━━━━━ RECORDS
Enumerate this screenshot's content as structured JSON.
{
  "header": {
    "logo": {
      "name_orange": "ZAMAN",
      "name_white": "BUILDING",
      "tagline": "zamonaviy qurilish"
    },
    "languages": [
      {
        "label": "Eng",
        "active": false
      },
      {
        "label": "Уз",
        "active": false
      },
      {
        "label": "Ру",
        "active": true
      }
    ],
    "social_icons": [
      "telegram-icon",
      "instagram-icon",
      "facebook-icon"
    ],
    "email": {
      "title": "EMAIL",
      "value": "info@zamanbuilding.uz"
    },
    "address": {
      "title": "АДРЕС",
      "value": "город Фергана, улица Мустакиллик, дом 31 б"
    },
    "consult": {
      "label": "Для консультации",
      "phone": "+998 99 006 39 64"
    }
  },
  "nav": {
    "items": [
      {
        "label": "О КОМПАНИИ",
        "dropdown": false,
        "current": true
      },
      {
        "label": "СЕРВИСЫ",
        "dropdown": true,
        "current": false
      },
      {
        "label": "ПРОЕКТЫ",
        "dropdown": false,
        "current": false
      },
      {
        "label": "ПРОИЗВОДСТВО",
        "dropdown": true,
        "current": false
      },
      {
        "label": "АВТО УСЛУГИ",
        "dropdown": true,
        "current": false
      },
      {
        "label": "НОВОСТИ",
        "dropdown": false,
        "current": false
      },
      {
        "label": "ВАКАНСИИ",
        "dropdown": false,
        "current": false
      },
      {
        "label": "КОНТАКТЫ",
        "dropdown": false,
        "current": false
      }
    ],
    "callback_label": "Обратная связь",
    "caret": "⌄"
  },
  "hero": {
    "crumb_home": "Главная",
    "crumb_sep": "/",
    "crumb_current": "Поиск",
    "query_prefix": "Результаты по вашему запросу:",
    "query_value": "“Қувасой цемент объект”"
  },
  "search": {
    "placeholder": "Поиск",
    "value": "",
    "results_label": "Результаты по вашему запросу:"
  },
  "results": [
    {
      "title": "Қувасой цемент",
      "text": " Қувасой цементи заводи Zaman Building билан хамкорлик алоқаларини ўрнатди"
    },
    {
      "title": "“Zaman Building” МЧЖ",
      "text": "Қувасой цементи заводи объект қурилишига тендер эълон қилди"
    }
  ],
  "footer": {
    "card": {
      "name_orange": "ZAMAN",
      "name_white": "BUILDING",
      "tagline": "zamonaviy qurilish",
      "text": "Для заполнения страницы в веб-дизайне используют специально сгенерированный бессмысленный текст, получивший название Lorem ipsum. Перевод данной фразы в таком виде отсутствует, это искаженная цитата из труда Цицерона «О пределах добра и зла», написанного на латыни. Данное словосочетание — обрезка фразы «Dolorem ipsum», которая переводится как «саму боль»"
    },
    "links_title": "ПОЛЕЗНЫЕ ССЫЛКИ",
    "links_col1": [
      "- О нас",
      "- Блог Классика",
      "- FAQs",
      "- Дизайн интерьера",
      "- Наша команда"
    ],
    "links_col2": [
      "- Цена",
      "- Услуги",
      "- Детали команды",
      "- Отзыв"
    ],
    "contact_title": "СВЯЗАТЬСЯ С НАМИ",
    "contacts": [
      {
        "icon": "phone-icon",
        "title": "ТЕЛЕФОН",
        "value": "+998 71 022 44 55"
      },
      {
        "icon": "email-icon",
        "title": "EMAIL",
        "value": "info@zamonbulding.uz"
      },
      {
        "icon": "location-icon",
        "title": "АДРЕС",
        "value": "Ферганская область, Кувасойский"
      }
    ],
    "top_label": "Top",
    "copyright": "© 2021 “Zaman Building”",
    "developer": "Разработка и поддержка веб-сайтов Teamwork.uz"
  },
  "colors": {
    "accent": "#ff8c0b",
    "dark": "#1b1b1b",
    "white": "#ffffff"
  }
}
━━━━━━━━━━
### TASK BRIEF
Copy out every line from the material above in which the word "запросу" appears.

### SOLVED PROBLEM
    "query_prefix": "Результаты по вашему запросу:",
    "results_label": "Результаты по вашему запросу:"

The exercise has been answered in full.